- **Stored data entries**:

::::::::::

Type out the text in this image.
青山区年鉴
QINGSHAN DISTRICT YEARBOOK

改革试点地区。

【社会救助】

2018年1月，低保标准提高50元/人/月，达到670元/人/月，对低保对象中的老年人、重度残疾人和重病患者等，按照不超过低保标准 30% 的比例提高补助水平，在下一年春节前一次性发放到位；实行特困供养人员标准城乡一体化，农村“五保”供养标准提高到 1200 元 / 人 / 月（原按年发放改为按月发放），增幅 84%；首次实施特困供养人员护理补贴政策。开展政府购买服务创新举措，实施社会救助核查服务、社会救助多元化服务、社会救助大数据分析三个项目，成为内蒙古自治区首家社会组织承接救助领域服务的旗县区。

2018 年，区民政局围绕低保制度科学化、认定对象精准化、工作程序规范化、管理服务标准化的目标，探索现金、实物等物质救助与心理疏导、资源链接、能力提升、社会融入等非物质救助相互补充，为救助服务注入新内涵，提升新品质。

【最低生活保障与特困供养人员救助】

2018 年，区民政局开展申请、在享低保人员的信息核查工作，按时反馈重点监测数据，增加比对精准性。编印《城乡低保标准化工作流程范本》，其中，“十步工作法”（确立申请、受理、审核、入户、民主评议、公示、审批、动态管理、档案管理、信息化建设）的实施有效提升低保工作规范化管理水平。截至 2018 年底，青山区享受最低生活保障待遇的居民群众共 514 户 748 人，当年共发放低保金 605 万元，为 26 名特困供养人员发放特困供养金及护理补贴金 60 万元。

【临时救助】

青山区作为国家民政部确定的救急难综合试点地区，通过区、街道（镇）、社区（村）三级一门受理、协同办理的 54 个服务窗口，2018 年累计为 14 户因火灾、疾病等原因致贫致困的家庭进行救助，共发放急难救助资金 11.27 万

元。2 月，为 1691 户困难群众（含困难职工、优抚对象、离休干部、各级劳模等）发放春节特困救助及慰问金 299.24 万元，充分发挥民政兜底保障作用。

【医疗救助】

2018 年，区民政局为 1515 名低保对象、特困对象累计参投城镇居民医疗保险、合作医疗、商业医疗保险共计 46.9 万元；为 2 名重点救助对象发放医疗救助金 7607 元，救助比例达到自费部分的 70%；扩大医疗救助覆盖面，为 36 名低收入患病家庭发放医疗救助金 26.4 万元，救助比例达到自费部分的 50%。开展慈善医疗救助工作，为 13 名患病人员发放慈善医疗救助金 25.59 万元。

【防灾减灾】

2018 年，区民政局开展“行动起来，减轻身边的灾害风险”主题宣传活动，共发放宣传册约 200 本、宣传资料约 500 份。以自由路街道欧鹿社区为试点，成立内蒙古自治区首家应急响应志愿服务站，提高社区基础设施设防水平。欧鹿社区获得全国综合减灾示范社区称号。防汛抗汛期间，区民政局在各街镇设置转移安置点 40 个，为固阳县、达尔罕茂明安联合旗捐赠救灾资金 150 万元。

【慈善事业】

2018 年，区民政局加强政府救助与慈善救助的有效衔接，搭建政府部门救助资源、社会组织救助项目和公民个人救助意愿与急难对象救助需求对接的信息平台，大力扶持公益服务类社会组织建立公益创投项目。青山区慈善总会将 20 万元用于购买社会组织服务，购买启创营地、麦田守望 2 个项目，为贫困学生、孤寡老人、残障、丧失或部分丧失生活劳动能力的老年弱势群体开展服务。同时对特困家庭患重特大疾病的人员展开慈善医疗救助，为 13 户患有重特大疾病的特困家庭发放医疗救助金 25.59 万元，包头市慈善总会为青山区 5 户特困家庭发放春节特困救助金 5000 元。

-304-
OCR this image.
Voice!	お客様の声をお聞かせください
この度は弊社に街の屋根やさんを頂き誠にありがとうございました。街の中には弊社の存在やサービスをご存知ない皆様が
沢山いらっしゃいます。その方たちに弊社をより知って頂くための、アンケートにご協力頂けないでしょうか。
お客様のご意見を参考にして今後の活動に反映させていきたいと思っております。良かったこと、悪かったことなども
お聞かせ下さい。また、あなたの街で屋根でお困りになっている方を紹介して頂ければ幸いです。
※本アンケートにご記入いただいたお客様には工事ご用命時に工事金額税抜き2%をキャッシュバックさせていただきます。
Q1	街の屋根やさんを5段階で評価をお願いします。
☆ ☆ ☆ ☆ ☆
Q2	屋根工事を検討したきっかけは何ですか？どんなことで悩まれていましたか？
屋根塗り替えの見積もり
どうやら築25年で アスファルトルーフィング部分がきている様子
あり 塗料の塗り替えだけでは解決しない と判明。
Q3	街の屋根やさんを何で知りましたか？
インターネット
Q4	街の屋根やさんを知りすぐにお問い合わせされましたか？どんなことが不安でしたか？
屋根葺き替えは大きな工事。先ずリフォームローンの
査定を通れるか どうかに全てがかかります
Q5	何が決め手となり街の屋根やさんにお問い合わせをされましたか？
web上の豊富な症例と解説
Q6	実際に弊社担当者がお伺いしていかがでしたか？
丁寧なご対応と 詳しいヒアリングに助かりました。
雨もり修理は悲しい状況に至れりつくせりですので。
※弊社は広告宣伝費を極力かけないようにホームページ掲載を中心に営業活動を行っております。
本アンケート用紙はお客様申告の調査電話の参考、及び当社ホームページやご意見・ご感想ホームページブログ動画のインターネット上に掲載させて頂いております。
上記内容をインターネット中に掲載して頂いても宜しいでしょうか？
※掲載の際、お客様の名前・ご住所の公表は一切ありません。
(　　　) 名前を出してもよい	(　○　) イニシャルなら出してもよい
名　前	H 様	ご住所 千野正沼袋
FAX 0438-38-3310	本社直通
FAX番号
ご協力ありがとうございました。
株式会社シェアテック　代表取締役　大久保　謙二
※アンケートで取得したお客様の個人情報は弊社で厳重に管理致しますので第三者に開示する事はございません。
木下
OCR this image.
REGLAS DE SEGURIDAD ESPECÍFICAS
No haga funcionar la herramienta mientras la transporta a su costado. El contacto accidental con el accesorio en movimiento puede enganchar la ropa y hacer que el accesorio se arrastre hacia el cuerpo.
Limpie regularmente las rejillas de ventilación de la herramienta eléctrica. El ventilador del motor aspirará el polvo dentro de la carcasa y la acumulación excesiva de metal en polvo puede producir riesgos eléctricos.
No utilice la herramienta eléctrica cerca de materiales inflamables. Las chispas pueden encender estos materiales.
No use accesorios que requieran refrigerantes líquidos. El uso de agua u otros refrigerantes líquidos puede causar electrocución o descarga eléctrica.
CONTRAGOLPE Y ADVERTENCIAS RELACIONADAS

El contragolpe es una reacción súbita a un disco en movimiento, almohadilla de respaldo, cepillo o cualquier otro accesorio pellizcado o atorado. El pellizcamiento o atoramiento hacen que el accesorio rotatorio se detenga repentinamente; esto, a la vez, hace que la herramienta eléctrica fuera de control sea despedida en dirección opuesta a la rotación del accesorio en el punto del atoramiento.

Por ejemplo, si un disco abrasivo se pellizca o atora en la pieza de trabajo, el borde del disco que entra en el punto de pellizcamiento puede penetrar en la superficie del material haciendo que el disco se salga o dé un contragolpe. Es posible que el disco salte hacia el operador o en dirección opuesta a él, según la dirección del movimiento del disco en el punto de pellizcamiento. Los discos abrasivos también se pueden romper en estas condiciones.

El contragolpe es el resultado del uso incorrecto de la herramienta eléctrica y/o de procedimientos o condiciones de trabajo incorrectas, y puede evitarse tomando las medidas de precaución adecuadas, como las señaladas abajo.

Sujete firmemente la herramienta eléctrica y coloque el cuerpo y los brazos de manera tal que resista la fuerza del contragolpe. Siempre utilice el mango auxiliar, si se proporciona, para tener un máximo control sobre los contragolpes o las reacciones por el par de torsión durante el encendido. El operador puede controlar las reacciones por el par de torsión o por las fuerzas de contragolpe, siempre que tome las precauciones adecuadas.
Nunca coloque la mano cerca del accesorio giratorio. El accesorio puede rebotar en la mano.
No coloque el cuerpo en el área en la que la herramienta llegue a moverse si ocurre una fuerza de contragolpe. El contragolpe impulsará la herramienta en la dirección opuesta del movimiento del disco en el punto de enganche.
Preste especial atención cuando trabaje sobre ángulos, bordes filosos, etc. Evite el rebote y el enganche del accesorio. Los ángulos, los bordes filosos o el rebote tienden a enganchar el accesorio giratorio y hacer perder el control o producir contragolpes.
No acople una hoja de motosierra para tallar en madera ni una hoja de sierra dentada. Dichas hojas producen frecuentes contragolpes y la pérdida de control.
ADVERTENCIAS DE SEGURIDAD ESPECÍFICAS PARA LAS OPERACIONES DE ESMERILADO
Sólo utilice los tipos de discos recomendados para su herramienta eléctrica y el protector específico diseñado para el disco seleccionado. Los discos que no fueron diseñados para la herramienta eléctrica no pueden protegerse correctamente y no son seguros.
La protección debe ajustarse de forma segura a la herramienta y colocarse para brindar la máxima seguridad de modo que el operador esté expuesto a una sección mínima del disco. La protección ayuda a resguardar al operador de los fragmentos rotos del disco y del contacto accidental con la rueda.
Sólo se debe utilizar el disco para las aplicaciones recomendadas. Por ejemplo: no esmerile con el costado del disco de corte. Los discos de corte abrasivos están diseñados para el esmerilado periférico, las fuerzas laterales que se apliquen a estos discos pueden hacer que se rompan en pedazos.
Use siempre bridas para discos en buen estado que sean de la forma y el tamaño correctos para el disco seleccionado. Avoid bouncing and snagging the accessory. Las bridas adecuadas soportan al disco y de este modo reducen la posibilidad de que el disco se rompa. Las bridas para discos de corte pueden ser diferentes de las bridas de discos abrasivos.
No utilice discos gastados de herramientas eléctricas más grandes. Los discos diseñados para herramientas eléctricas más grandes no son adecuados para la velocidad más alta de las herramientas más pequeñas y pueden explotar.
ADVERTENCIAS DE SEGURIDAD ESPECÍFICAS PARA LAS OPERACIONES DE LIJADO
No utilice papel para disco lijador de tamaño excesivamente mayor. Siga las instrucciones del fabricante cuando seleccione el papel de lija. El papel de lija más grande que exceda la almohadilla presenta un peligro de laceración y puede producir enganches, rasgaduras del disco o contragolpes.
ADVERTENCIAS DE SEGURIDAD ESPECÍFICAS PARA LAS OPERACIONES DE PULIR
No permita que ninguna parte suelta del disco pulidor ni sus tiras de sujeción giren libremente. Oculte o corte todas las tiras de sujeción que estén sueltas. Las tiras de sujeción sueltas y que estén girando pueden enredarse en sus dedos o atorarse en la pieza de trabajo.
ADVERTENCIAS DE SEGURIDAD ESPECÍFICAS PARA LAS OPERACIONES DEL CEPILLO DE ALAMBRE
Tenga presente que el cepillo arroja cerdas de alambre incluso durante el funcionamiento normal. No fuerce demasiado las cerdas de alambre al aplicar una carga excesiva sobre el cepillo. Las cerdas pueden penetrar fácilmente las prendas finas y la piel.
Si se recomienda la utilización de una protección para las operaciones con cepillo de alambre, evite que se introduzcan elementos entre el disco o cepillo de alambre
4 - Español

::::::::::

- **Do this**: Answer with one number: how many lines in the listing hold "ESPECÍFICAS".

- **Task output**: 5